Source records
^^^^^^^^

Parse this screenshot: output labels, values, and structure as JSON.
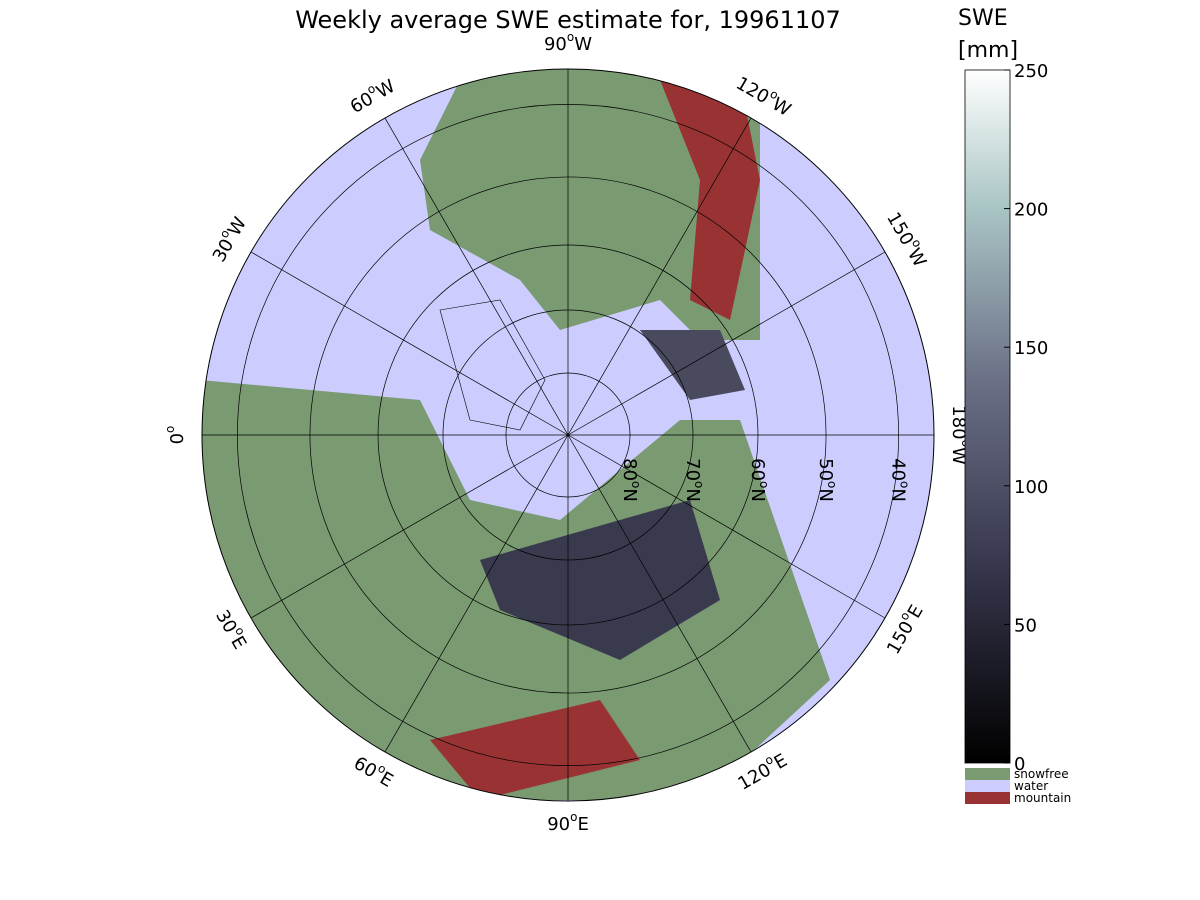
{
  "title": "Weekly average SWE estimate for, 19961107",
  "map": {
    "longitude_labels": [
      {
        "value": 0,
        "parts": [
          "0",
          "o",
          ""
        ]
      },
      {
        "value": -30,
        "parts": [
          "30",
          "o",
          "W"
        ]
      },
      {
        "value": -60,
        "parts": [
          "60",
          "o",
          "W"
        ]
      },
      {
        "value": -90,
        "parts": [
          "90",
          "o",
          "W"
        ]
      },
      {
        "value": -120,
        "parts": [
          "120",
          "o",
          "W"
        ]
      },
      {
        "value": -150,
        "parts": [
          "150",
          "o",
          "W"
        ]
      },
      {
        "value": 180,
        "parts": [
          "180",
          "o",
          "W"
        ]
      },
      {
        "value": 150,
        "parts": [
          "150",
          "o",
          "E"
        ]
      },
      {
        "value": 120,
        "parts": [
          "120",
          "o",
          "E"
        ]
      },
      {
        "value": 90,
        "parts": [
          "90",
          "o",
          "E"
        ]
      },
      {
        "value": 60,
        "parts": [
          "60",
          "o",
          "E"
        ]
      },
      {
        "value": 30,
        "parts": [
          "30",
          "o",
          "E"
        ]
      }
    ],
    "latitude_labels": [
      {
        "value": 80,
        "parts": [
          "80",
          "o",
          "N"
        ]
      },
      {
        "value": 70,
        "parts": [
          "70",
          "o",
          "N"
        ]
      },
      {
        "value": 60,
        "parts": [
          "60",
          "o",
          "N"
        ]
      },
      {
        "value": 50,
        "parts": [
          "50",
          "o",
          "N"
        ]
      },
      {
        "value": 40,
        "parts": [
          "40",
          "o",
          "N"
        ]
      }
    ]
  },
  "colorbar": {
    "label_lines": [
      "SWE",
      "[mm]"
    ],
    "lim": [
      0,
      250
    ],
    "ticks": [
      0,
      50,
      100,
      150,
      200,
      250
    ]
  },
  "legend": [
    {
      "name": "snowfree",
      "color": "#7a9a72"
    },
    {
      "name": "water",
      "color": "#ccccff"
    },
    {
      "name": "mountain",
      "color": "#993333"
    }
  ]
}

^^^^^^^^

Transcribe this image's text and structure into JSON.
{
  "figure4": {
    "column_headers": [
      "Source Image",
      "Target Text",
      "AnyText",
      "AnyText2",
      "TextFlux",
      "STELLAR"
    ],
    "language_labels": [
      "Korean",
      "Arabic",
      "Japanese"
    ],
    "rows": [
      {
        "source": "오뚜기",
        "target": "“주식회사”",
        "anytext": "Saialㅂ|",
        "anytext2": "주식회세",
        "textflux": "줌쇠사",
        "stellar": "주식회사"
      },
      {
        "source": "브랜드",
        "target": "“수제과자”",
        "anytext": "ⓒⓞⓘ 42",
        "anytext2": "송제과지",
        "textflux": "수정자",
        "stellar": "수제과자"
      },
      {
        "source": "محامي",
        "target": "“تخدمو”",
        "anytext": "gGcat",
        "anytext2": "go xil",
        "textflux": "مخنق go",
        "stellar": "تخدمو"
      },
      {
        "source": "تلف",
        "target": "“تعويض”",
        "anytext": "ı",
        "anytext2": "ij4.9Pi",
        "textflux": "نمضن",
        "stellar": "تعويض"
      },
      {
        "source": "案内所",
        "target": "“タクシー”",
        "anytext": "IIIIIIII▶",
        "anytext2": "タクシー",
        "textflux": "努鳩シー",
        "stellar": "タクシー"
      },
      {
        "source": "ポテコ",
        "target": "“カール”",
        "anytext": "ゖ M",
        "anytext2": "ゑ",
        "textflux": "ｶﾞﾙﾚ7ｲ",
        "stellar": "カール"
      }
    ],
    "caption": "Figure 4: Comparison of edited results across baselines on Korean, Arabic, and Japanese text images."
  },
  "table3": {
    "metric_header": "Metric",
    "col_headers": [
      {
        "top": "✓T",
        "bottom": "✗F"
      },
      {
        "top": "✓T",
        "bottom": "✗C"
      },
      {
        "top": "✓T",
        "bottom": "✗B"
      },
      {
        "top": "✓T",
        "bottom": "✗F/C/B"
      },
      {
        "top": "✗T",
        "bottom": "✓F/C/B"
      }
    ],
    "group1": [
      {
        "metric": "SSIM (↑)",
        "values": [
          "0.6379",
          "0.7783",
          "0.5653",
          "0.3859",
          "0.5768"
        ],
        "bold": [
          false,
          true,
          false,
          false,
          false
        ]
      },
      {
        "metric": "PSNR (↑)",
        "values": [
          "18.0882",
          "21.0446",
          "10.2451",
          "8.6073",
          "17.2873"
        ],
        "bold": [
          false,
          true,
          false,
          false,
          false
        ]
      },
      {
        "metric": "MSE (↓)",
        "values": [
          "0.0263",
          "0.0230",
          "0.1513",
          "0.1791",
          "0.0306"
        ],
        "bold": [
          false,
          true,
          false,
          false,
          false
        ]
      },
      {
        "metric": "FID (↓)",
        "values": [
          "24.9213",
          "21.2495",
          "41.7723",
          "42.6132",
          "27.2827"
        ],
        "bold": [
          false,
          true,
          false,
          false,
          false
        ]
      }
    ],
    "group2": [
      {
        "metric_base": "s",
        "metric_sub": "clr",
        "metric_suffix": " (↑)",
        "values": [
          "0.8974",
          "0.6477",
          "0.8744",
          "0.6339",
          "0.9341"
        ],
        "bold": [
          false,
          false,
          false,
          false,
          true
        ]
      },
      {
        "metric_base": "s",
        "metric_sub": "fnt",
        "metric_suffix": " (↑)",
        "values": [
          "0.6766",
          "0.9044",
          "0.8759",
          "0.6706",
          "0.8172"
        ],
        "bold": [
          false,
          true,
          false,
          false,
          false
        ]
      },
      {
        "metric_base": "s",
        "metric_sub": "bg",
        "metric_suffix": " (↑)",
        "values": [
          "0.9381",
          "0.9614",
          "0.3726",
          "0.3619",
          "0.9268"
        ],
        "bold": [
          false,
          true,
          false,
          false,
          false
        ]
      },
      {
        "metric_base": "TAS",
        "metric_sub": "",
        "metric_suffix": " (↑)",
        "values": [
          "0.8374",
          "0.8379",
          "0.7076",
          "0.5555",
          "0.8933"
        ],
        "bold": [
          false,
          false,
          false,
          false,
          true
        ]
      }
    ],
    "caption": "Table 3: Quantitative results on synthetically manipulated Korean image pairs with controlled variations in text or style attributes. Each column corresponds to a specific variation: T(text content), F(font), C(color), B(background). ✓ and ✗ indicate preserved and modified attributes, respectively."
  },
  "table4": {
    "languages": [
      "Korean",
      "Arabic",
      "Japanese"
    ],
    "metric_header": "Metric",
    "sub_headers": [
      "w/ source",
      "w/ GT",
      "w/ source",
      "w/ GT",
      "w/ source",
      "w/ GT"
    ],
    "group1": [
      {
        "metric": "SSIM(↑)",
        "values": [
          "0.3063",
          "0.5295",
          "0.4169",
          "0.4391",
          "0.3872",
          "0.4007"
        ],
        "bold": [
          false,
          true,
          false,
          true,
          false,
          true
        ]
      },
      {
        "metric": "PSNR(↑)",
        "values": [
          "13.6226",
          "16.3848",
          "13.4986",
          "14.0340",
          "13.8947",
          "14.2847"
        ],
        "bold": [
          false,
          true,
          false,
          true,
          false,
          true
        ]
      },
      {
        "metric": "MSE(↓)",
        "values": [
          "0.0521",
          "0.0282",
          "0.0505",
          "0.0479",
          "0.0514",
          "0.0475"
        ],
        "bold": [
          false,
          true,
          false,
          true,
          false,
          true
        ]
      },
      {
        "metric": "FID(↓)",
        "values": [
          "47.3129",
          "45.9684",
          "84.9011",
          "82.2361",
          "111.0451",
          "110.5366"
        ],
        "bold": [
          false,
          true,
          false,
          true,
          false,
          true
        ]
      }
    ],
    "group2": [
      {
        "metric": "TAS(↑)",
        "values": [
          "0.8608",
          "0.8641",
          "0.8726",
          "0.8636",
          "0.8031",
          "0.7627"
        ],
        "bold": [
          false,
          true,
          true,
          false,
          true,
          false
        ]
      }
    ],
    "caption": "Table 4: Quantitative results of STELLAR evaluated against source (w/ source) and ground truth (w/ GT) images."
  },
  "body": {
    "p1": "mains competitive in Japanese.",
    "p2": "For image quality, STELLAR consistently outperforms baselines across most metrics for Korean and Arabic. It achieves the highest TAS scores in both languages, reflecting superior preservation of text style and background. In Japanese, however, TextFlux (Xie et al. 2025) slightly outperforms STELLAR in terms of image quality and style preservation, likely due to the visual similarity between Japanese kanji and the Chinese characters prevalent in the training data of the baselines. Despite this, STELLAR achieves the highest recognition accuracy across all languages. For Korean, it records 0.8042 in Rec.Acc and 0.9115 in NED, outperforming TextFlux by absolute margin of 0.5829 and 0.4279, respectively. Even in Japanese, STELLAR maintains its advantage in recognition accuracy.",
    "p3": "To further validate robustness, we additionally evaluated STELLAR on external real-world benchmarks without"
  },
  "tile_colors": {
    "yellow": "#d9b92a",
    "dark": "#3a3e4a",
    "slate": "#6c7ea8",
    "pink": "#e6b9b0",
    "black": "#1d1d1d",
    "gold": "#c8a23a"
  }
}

^^^^^^^^

TASK DIRECTIONS: Only the number is needed here: how many lines of the records contain "caption"?

OUTPUT BELOW: 3